_Extracted information_
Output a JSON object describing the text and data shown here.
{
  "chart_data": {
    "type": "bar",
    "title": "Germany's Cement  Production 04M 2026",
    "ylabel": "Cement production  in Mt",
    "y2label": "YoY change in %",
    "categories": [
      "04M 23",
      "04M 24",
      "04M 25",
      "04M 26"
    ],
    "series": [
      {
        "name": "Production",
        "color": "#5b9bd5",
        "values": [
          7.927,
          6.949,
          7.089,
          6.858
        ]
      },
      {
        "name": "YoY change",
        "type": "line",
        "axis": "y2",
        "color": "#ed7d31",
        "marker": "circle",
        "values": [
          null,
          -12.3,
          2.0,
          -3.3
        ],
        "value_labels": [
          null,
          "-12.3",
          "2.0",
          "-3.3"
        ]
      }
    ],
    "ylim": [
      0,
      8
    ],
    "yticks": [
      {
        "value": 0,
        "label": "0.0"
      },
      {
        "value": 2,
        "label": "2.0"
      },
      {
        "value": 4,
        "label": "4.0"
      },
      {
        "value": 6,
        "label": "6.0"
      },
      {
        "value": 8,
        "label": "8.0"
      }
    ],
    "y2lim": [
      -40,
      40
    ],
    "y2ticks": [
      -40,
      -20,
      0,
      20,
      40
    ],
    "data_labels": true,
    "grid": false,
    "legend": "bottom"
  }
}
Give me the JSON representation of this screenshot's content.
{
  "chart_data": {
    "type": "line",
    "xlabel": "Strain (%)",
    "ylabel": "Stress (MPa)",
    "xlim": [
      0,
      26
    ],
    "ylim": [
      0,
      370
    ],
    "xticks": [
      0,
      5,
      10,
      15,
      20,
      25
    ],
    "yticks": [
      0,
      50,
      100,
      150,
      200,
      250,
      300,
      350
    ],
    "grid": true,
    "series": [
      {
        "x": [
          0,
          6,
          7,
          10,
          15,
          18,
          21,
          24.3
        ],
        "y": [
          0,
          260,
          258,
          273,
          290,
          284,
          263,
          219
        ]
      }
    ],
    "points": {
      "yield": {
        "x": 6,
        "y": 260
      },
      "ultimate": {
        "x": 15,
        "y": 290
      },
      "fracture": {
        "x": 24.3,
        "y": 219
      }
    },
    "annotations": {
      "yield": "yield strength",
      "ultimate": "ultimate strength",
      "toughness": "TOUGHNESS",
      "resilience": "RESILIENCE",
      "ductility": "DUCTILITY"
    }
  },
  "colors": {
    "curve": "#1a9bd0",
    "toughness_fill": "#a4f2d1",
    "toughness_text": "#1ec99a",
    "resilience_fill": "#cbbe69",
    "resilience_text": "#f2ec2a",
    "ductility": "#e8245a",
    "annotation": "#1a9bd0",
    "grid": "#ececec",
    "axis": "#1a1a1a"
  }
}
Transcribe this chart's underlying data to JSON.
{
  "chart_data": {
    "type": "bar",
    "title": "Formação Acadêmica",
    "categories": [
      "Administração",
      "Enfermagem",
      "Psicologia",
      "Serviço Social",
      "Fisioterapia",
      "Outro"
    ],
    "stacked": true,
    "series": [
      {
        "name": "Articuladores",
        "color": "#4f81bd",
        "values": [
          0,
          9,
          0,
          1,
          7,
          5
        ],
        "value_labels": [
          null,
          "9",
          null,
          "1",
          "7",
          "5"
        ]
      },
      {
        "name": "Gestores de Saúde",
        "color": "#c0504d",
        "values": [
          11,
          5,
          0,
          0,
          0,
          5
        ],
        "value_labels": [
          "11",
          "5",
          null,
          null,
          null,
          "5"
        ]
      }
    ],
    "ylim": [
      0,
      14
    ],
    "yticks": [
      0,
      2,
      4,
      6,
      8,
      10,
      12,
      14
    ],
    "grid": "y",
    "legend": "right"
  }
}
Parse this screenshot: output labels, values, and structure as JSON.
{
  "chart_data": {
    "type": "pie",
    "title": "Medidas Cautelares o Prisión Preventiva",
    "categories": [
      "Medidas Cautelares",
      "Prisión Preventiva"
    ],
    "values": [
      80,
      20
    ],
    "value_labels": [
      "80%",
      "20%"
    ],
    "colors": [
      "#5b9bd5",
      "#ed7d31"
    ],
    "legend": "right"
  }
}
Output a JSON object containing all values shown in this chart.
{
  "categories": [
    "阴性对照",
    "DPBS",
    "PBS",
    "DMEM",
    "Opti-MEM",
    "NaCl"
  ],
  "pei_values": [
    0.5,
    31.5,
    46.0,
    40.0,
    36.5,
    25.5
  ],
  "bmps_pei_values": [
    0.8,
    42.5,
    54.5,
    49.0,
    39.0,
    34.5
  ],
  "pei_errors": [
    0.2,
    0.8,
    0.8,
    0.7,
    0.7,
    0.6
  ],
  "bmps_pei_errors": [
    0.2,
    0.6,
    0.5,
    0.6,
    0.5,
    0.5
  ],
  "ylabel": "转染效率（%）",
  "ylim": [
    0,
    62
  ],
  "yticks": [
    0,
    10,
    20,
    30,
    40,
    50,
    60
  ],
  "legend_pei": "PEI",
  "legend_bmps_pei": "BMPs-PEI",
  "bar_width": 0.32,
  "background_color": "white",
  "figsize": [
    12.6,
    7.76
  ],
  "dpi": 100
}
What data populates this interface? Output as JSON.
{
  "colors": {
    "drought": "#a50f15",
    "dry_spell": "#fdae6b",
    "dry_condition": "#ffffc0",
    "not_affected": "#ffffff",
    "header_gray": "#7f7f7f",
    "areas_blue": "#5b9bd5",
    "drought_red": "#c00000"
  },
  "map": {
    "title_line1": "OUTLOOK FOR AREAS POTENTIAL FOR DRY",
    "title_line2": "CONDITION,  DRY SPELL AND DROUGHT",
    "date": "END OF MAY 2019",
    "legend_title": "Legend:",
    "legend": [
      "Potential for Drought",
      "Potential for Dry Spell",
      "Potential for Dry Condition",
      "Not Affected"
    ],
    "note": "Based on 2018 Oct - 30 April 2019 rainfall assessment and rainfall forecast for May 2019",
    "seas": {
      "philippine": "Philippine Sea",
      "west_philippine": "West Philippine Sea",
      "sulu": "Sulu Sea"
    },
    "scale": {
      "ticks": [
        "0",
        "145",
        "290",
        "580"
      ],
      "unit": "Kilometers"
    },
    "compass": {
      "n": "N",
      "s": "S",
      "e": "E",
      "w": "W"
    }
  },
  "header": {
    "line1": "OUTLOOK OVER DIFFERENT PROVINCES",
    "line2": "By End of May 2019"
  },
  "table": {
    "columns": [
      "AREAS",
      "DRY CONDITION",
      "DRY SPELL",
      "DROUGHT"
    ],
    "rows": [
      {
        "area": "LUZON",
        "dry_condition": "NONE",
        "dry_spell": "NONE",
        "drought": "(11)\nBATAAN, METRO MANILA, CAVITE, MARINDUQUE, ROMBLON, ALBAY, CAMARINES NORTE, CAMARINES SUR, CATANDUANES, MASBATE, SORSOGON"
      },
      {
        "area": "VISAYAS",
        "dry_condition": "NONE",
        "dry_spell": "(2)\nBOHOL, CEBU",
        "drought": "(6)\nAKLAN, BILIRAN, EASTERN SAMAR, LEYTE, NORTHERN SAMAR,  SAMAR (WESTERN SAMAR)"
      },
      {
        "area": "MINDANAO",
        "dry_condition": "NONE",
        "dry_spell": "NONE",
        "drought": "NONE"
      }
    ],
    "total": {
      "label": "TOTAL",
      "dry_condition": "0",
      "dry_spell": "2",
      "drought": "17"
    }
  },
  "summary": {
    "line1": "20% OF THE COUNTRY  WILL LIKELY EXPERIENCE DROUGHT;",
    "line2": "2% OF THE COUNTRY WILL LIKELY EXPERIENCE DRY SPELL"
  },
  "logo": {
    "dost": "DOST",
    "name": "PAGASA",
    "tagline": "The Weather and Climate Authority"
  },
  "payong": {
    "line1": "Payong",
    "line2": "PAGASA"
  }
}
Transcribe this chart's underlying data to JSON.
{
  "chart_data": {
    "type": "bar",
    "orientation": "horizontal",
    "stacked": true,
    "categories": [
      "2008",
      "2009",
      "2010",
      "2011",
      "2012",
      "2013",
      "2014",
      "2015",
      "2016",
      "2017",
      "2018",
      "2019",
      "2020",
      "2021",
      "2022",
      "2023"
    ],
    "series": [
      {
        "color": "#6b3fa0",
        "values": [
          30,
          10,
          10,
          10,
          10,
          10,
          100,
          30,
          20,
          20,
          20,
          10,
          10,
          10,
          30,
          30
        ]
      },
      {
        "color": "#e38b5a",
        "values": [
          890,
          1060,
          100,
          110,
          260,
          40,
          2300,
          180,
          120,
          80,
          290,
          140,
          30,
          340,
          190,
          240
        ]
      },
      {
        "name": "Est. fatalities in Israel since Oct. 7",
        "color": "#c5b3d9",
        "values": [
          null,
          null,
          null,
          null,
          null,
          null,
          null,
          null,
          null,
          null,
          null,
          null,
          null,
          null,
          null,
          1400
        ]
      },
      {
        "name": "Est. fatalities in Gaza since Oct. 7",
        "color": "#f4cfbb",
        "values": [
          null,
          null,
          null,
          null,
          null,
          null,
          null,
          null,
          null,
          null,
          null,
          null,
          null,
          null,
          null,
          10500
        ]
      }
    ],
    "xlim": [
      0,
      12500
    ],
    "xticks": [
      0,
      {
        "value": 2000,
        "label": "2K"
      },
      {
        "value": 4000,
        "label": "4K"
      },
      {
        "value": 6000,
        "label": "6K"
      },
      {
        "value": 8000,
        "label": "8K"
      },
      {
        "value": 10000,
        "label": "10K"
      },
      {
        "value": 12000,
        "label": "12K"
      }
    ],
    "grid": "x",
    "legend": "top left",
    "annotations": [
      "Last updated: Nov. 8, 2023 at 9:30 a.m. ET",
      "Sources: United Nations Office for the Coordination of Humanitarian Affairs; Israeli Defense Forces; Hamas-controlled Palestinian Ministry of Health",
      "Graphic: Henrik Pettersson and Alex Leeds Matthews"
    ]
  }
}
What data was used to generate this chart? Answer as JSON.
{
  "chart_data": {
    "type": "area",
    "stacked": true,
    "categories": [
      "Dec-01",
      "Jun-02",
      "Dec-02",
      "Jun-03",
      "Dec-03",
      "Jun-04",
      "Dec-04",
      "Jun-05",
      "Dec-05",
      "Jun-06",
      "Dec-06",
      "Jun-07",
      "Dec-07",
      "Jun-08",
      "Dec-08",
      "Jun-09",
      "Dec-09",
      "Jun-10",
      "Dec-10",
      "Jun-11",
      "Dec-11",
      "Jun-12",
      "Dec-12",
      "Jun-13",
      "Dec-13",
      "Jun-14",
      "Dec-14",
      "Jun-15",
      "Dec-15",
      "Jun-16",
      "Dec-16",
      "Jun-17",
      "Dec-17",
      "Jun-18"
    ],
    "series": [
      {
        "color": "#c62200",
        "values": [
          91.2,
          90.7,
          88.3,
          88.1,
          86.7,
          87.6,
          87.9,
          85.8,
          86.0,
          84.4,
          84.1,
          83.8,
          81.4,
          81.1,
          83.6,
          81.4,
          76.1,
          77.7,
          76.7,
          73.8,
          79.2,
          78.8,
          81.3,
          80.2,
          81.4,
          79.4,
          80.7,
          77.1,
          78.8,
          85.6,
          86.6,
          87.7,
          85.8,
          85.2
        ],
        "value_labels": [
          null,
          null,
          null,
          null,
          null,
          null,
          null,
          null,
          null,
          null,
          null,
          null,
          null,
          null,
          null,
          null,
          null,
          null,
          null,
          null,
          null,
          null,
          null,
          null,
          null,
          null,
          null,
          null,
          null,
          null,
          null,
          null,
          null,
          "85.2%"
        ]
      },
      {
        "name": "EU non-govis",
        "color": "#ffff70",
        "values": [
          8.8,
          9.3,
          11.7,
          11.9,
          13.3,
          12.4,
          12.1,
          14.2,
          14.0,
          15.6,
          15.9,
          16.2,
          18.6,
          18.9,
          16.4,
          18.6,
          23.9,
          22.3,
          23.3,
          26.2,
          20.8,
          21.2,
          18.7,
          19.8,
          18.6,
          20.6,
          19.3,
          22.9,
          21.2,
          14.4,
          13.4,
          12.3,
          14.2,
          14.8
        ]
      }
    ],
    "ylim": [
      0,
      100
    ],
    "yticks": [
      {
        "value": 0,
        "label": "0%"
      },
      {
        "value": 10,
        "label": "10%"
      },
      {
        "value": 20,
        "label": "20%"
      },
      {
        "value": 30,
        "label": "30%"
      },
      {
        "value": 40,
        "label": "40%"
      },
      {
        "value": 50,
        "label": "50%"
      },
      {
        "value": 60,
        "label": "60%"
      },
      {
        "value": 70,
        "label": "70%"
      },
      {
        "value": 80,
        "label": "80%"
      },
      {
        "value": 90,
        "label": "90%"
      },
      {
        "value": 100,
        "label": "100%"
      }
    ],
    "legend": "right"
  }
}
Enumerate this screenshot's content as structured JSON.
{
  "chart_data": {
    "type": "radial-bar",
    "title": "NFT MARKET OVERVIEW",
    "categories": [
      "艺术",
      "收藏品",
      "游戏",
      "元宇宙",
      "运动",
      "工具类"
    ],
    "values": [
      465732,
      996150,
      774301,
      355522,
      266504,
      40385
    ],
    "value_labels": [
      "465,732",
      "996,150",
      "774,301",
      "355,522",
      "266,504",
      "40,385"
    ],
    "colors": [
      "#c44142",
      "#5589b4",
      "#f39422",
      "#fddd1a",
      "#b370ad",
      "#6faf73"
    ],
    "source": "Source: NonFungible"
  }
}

_Set task_
Count the lines of the listing above that include the word "Cautelares" and state the total with nothing else.

_Task solution_
2